- _Request_: Below are some entries. Copy each line that holds the string "rendszer".

- _Extracted records_:
════════

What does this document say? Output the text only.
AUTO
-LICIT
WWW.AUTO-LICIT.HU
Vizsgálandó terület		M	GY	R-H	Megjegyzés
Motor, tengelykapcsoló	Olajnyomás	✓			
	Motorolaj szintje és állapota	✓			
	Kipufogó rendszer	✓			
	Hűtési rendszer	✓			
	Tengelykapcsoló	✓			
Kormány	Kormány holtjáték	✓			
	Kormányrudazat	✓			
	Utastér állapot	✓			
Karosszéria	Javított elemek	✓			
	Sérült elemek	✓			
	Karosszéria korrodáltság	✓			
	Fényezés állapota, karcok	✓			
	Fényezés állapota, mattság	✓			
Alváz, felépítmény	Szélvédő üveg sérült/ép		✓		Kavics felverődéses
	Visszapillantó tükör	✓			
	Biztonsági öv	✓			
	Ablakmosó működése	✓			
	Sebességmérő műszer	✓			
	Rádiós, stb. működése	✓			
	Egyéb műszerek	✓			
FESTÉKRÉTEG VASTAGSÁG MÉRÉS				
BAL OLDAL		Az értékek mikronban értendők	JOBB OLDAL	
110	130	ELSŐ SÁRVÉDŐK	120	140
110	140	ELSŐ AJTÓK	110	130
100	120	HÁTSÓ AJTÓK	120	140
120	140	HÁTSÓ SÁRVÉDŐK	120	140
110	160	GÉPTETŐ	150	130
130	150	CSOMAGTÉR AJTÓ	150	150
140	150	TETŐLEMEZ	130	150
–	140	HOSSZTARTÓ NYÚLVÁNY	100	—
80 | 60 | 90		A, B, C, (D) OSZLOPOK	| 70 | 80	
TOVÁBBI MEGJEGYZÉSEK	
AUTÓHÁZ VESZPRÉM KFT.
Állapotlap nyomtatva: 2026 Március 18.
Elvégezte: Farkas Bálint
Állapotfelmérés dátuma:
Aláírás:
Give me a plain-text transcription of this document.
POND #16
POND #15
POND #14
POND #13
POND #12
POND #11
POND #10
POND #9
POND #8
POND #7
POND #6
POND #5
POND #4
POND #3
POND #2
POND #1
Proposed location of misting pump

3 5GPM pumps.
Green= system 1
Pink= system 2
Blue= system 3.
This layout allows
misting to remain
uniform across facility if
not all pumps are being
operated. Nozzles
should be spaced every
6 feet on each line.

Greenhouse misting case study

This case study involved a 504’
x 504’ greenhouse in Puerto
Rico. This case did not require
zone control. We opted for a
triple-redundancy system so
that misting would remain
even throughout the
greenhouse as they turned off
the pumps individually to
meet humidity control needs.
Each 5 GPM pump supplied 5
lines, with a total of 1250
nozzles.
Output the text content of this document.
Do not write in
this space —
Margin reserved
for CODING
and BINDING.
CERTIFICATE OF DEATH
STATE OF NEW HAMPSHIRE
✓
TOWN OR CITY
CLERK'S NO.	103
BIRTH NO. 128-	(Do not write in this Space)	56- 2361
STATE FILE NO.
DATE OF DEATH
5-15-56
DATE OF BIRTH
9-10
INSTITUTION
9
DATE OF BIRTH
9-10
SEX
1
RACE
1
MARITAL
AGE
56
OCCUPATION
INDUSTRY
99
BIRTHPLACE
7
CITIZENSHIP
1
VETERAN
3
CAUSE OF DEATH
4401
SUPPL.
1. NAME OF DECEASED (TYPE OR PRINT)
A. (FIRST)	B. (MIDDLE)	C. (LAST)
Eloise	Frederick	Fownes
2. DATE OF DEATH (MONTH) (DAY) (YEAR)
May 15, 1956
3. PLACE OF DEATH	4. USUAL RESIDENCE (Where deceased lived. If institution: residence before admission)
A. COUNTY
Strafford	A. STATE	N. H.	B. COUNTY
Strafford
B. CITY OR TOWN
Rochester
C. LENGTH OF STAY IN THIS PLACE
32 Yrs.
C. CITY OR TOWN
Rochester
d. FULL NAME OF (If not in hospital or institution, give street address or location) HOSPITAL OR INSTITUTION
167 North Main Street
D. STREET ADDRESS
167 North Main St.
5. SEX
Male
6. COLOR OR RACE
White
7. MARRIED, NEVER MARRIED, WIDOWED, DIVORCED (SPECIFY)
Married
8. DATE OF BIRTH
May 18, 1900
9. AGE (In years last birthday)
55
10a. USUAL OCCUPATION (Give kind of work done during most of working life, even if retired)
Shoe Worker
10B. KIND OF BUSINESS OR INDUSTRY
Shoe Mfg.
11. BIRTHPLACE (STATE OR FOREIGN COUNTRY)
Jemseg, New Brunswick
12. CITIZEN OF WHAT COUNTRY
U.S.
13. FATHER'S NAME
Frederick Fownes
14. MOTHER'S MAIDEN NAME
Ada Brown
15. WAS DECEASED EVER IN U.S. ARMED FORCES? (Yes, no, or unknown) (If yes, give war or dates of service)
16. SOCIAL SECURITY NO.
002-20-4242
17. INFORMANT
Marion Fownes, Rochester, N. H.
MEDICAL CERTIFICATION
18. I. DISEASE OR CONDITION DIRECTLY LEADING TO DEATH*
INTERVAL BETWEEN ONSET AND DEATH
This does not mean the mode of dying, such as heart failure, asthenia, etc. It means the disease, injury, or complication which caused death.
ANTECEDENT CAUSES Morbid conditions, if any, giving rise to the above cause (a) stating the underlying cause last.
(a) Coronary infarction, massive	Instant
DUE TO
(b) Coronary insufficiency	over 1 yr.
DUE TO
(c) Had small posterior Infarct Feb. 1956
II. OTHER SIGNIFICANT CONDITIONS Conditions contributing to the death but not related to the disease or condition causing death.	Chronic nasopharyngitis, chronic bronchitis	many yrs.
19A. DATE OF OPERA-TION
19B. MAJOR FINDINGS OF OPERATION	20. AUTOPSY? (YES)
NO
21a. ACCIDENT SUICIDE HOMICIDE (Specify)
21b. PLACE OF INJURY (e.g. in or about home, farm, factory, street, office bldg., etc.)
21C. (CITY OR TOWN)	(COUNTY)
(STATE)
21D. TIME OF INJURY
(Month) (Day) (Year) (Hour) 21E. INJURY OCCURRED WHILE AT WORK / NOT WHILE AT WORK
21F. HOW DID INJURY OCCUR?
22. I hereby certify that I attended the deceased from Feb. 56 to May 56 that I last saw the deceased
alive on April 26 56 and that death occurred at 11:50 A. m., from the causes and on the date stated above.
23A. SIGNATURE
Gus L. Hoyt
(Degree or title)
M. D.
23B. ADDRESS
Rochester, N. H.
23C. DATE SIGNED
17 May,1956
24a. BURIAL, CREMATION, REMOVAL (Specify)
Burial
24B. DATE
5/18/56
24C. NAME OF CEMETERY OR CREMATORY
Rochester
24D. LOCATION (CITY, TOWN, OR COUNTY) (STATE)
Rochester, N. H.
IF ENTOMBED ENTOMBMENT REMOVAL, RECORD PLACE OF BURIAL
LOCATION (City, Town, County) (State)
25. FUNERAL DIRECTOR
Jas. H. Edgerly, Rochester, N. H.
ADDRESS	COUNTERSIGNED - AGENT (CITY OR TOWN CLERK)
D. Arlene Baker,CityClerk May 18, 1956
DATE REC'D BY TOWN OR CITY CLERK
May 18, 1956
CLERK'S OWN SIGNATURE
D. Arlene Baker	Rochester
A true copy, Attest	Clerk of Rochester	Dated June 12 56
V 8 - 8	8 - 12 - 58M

════════

- _Answer below_:
	Kipufogó rendszer	✓			
	Hűtési rendszer	✓			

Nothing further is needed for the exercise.